[Items listed in a dataset]
= = = = = = =

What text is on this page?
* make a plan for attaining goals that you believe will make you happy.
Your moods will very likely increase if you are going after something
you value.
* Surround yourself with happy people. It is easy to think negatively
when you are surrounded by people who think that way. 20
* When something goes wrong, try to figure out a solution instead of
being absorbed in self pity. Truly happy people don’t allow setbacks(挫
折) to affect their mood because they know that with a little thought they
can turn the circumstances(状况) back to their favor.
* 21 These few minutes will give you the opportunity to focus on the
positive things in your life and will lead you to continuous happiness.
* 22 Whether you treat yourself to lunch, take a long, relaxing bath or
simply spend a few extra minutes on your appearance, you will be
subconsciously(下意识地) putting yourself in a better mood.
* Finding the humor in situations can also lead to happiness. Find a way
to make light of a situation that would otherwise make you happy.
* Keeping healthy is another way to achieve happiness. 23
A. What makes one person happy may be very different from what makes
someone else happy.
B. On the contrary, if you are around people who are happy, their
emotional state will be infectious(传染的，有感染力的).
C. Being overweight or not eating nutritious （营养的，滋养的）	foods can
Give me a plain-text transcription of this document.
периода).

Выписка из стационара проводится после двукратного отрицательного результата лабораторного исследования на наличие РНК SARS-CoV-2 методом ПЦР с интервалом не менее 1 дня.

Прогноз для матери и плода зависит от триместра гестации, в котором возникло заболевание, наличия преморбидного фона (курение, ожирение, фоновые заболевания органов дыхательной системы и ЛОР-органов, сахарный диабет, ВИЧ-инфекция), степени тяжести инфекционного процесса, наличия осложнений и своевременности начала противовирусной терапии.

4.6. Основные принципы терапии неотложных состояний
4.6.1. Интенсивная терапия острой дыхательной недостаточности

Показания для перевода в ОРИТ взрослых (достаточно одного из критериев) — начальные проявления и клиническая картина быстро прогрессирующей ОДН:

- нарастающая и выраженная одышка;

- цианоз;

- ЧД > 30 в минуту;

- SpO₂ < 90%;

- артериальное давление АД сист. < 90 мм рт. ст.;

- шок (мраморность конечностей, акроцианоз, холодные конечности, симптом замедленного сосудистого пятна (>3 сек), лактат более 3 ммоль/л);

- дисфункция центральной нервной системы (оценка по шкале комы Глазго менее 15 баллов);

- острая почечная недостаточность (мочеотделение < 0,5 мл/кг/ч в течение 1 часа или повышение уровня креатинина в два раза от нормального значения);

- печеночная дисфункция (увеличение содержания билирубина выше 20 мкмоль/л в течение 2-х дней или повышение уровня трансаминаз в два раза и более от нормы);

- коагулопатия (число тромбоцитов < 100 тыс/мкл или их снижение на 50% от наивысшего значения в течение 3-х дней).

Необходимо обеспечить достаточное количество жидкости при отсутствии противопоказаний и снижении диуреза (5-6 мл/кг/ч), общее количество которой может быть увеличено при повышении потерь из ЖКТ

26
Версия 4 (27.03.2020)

= = = = = = =

:: PROBLEM REQUIREMENTS ::
Using the data above, reproduce every line exactly.

:: WORKED ANSWER ::
What text is on this page?
* make a plan for attaining goals that you believe will make you happy.
Your moods will very likely increase if you are going after something
you value.
* Surround yourself with happy people. It is easy to think negatively
when you are surrounded by people who think that way. 20
* When something goes wrong, try to figure out a solution instead of
being absorbed in self pity. Truly happy people don’t allow setbacks(挫
折) to affect their mood because they know that with a little thought they
can turn the circumstances(状况) back to their favor.
* 21 These few minutes will give you the opportunity to focus on the
positive things in your life and will lead you to continuous happiness.
* 22 Whether you treat yourself to lunch, take a long, relaxing bath or
simply spend a few extra minutes on your appearance, you will be
subconsciously(下意识地) putting yourself in a better mood.
* Finding the humor in situations can also lead to happiness. Find a way
to make light of a situation that would otherwise make you happy.
* Keeping healthy is another way to achieve happiness. 23
A. What makes one person happy may be very different from what makes
someone else happy.
B. On the contrary, if you are around people who are happy, their
emotional state will be infectious(传染的，有感染力的).
C. Being overweight or not eating nutritious （营养的，滋养的）	foods can
Give me a plain-text transcription of this document.
периода).

Выписка из стационара проводится после двукратного отрицательного результата лабораторного исследования на наличие РНК SARS-CoV-2 методом ПЦР с интервалом не менее 1 дня.

Прогноз для матери и плода зависит от триместра гестации, в котором возникло заболевание, наличия преморбидного фона (курение, ожирение, фоновые заболевания органов дыхательной системы и ЛОР-органов, сахарный диабет, ВИЧ-инфекция), степени тяжести инфекционного процесса, наличия осложнений и своевременности начала противовирусной терапии.

4.6. Основные принципы терапии неотложных состояний
4.6.1. Интенсивная терапия острой дыхательной недостаточности

Показания для перевода в ОРИТ взрослых (достаточно одного из критериев) — начальные проявления и клиническая картина быстро прогрессирующей ОДН:

- нарастающая и выраженная одышка;

- цианоз;

- ЧД > 30 в минуту;

- SpO₂ < 90%;

- артериальное давление АД сист. < 90 мм рт. ст.;

- шок (мраморность конечностей, акроцианоз, холодные конечности, симптом замедленного сосудистого пятна (>3 сек), лактат более 3 ммоль/л);

- дисфункция центральной нервной системы (оценка по шкале комы Глазго менее 15 баллов);

- острая почечная недостаточность (мочеотделение < 0,5 мл/кг/ч в течение 1 часа или повышение уровня креатинина в два раза от нормального значения);

- печеночная дисфункция (увеличение содержания билирубина выше 20 мкмоль/л в течение 2-х дней или повышение уровня трансаминаз в два раза и более от нормы);

- коагулопатия (число тромбоцитов < 100 тыс/мкл или их снижение на 50% от наивысшего значения в течение 3-х дней).

Необходимо обеспечить достаточное количество жидкости при отсутствии противопоказаний и снижении диуреза (5-6 мл/кг/ч), общее количество которой может быть увеличено при повышении потерь из ЖКТ

26
Версия 4 (27.03.2020)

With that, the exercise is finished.